SELECTED EXTRACT —
-- Opening Marker --

Hearts & Horses
By Monica Kass Rogers
By Monica Kass Rogers
Carl Tommaso is riding hard. Boots in the stirrups and right arm up high, he whirls a lasso overhead, ready to rope a steer. Interventional cardiologist by day and cowboy in the margins, Barrington Hills’ Tommaso has been riding horses and roping steers in the competitive sport of team roping for more than 25 years.
“People ask me, how did you get into this?” says Tommaso. “And I say, listen, once you leave Cook County, this might as well be Nebraska—Illinois is a farm state, and team roping is fairly widespread here.”
A skilled cardiologist who at his busiest performed 800 or more heart operations a year, Tommaso says the sport of team roping has been a huge stress reliever throughout his career.
One of the first generation of cardiologists to specialize in interventional surgeries (angioplasties and stents), Tommaso has been practicing as part of the NorthShore University HealthSystem for more than 25 years. “I love the practice, but it is a very high stress occupation,” he says. “Team roping takes me to a completely different place, meeting people from all different walks of life.”
Although Carl and his wife Helen, an ICU nurse now working with the pulmonary practice at Northwestern Medicine Lake Forest Hospital, are planning to retire in 2021, Tommaso says he will keep riding and roping.
The sport itself is a rodeo mainstay. It grew out of cowboys’ work-a-day method for “stretching” steers when they needed treatment or care from a vet or owner. A two-person maneuver done on horseback, one cowboy (the header) lassos the head of the steer with one rope, followed by another cowboy (the heeler) who lassos the hind legs of the animal with a second rope. In competition, champion team ropers can complete the entire procedure in less than 4 seconds.
Like the more than 150,000 others who’ve fallen in love with the sport nationwide, Tommaso has competed in rodeos and traveled all over the country to participate in team roping events.
But the ones he’s enjoyed most happened in his own arena. For much of the 23 years since Tommaso built his family’s house on a five-acre spread here that includes a horse barn, and regulation-sized arena, Tommaso hosted team roping sessions Tuesdays and Thursdays, as well as “Ropings”—yearly events where locally based team ropers competed for the chance to win saddles and other prizes.

-- Closing Marker --

Stored data entries
-- Opening Marker --

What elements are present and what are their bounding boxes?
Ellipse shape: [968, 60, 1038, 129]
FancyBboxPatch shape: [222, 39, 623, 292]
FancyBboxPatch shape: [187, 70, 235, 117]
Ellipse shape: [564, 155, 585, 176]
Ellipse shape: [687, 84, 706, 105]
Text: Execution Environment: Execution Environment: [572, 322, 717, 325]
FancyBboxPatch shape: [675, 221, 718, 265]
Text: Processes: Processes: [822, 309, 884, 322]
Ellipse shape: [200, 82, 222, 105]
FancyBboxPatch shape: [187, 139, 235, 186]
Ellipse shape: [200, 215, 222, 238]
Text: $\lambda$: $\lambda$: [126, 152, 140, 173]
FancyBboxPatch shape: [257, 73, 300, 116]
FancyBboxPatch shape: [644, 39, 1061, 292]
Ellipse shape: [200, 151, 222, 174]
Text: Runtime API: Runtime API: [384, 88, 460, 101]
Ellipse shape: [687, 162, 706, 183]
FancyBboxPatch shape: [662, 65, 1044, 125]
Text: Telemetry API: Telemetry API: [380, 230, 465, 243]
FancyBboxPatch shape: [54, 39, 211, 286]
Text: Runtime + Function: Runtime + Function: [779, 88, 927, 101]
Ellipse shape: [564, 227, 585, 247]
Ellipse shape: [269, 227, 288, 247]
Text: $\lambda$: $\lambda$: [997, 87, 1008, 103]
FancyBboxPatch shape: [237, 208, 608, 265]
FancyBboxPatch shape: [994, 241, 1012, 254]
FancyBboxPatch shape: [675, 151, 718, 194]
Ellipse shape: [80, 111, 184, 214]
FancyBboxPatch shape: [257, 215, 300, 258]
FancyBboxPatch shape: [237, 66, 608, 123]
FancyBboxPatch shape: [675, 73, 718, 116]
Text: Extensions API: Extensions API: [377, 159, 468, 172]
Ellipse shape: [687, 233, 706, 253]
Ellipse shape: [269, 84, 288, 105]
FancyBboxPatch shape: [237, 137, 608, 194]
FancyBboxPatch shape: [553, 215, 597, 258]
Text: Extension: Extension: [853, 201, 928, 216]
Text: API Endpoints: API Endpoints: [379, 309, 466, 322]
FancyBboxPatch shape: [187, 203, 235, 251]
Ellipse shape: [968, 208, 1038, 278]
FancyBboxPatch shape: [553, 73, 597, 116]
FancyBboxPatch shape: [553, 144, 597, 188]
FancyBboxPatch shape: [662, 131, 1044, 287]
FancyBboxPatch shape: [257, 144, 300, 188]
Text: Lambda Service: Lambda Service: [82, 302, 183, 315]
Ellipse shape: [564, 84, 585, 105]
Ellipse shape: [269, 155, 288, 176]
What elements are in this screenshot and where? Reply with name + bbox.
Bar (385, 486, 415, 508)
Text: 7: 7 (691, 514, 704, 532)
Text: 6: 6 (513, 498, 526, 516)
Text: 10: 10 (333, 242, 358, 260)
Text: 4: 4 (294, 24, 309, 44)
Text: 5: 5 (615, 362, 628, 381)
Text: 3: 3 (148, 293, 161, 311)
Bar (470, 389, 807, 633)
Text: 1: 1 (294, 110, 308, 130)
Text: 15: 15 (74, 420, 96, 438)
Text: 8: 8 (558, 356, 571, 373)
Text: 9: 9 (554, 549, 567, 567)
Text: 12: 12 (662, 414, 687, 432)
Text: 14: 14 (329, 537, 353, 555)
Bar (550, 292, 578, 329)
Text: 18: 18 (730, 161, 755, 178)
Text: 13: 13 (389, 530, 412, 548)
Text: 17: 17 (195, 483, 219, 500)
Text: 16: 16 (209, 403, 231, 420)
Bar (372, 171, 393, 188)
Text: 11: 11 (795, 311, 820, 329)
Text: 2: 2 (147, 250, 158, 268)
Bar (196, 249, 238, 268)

-- Closing Marker --

PROBLEMS AND TASKS —
**a.** Rewrite the team roping article between "The sport itself" and "team roping events.", inclusive, replacing "header" with "lead roper".
**b.** Answer these questions from the team roping article:
(i) For how many years has Tommaso been team roping?
(ii) What part of the steer does the heeler lasso?
(iii) On which days of the week did Tommaso host team roping sessions?

EXERCISE RESPONSES —
**a.**
The sport itself is a rodeo mainstay. It grew out of cowboys’ work-a-day method for “stretching” steers when they needed treatment or care from a vet or owner. A two-person maneuver done on horseback, one cowboy (the lead roper) lassos the head of the steer with one rope, followed by another cowboy (the heeler) who lassos the hind legs of the animal with a second rope. In competition, champion team ropers can complete the entire procedure in less than 4 seconds.
Like the more than 150,000 others who’ve fallen in love with the sport nationwide, Tommaso has competed in rodeos and traveled all over the country to participate in team roping events.

**b.**
(i) More than 25 years.
(ii) The hind legs.
(iii) Tuesdays and Thursdays.